Data entries:
/---
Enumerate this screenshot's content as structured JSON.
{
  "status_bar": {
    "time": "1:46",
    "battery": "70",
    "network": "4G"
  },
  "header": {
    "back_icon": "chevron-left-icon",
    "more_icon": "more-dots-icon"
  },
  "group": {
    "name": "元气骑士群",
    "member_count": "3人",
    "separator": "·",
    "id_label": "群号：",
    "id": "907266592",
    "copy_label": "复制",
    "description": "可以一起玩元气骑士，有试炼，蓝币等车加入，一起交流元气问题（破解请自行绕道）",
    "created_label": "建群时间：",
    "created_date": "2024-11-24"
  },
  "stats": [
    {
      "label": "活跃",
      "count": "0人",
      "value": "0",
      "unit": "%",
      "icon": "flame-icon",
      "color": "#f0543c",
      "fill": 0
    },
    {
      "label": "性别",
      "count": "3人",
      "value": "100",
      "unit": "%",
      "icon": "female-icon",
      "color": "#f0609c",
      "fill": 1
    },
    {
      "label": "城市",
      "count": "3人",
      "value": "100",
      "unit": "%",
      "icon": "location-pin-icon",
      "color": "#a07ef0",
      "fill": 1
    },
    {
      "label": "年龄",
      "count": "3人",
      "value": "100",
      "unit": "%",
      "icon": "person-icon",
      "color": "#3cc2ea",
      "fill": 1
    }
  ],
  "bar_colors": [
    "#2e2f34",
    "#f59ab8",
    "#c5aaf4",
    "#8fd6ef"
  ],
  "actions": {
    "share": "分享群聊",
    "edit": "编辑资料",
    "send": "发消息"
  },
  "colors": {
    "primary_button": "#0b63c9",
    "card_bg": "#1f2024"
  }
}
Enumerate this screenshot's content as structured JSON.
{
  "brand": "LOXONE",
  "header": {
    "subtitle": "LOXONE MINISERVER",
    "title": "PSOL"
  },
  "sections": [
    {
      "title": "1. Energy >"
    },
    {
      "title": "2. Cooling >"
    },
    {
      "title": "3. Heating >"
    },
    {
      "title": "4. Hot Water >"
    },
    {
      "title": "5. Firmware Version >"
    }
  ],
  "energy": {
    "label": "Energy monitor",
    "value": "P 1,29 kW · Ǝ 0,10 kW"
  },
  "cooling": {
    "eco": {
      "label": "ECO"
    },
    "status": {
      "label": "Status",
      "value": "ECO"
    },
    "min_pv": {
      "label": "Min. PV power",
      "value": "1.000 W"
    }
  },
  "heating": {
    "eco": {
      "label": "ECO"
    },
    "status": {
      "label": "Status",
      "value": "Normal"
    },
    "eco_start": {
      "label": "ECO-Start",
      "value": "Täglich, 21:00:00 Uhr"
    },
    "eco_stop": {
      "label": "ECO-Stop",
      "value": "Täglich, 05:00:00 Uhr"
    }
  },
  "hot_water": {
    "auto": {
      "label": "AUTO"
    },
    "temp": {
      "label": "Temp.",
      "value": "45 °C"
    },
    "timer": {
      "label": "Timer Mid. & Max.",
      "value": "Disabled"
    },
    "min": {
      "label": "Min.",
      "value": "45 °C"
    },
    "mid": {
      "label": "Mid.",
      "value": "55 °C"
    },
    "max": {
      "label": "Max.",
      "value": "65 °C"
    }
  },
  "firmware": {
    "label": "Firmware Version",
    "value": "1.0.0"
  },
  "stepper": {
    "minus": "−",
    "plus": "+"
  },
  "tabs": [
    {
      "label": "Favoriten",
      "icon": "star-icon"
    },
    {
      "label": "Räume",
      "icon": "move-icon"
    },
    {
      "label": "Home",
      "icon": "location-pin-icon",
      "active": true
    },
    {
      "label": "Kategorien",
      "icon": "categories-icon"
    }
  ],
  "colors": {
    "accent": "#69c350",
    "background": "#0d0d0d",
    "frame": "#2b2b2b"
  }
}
\---
| TASK REQUIREMENTS |
Copy out all lines where the word "LOXONE" appears.

| SOLUTION TO THIS PROBLEM |
  "brand": "LOXONE",
    "subtitle": "LOXONE MINISERVER",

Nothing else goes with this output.